**Task statement**
Transcribe every line exactly. Leave the pictures behind.

**Data excerpts**
====
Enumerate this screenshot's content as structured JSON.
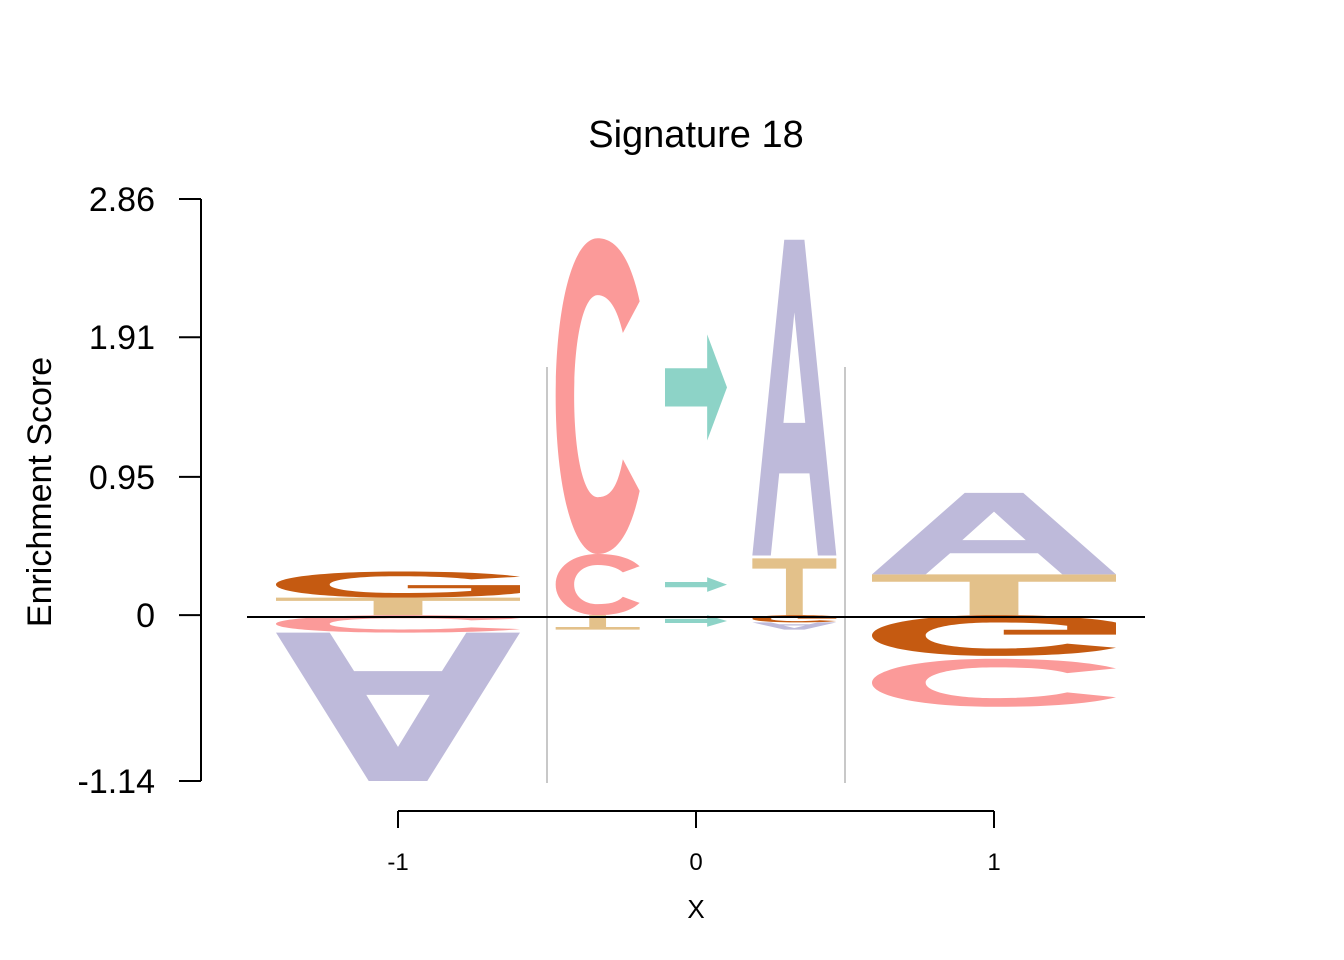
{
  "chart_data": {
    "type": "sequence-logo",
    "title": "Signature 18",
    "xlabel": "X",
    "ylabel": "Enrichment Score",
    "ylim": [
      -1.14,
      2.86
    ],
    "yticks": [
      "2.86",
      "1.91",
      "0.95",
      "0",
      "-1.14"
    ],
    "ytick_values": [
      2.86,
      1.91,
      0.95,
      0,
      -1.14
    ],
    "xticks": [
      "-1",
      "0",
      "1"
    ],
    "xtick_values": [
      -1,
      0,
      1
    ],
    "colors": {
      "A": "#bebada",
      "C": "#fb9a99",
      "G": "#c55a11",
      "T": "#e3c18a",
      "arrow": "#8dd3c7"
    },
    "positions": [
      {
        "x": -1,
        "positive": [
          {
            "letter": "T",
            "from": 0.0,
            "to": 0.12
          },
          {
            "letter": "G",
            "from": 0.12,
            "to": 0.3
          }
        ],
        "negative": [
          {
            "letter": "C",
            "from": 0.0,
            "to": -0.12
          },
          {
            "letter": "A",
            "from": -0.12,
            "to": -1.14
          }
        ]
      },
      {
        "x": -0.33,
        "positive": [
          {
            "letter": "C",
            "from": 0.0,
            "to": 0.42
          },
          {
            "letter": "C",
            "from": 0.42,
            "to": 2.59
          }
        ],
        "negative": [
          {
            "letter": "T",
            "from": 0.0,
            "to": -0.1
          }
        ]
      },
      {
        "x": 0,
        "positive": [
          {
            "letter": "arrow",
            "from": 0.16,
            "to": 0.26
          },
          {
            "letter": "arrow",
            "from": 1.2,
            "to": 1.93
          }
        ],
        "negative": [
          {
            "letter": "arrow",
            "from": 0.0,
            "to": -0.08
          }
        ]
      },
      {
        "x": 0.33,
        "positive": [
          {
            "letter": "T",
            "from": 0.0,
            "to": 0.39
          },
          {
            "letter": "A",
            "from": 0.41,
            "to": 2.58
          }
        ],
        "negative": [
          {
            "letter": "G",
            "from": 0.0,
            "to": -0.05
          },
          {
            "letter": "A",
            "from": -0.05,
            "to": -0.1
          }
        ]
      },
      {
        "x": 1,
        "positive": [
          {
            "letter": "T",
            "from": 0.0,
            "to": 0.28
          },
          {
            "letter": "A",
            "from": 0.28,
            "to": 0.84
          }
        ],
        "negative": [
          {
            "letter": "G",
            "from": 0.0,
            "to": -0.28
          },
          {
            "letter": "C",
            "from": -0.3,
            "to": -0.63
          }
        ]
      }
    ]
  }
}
====
**The output**
Enumerate this screenshot's content as structured JSON.
{
  "chart_data": {
    "type": "sequence-logo",
    "title": "Signature 18",
    "xlabel": "X",
    "ylabel": "Enrichment Score",
    "ylim": [
      -1.14,
      2.86
    ],
    "yticks": [
      "2.86",
      "1.91",
      "0.95",
      "0",
      "-1.14"
    ],
    "ytick_values": [
      2.86,
      1.91,
      0.95,
      0,
      -1.14
    ],
    "xticks": [
      "-1",
      "0",
      "1"
    ],
    "xtick_values": [
      -1,
      0,
      1
    ],
    "colors": {
      "A": "#bebada",
      "C": "#fb9a99",
      "G": "#c55a11",
      "T": "#e3c18a",
      "arrow": "#8dd3c7"
    },
    "positions": [
      {
        "x": -1,
        "positive": [
          {
            "letter": "T",
            "from": 0.0,
            "to": 0.12
          },
          {
            "letter": "G",
            "from": 0.12,
            "to": 0.3
          }
        ],
        "negative": [
          {
            "letter": "C",
            "from": 0.0,
            "to": -0.12
          },
          {
            "letter": "A",
            "from": -0.12,
            "to": -1.14
          }
        ]
      },
      {
        "x": -0.33,
        "positive": [
          {
            "letter": "C",
            "from": 0.0,
            "to": 0.42
          },
          {
            "letter": "C",
            "from": 0.42,
            "to": 2.59
          }
        ],
        "negative": [
          {
            "letter": "T",
            "from": 0.0,
            "to": -0.1
          }
        ]
      },
      {
        "x": 0,
        "positive": [
          {
            "letter": "arrow",
            "from": 0.16,
            "to": 0.26
          },
          {
            "letter": "arrow",
            "from": 1.2,
            "to": 1.93
          }
        ],
        "negative": [
          {
            "letter": "arrow",
            "from": 0.0,
            "to": -0.08
          }
        ]
      },
      {
        "x": 0.33,
        "positive": [
          {
            "letter": "T",
            "from": 0.0,
            "to": 0.39
          },
          {
            "letter": "A",
            "from": 0.41,
            "to": 2.58
          }
        ],
        "negative": [
          {
            "letter": "G",
            "from": 0.0,
            "to": -0.05
          },
          {
            "letter": "A",
            "from": -0.05,
            "to": -0.1
          }
        ]
      },
      {
        "x": 1,
        "positive": [
          {
            "letter": "T",
            "from": 0.0,
            "to": 0.28
          },
          {
            "letter": "A",
            "from": 0.28,
            "to": 0.84
          }
        ],
        "negative": [
          {
            "letter": "G",
            "from": 0.0,
            "to": -0.28
          },
          {
            "letter": "C",
            "from": -0.3,
            "to": -0.63
          }
        ]
      }
    ]
  }
}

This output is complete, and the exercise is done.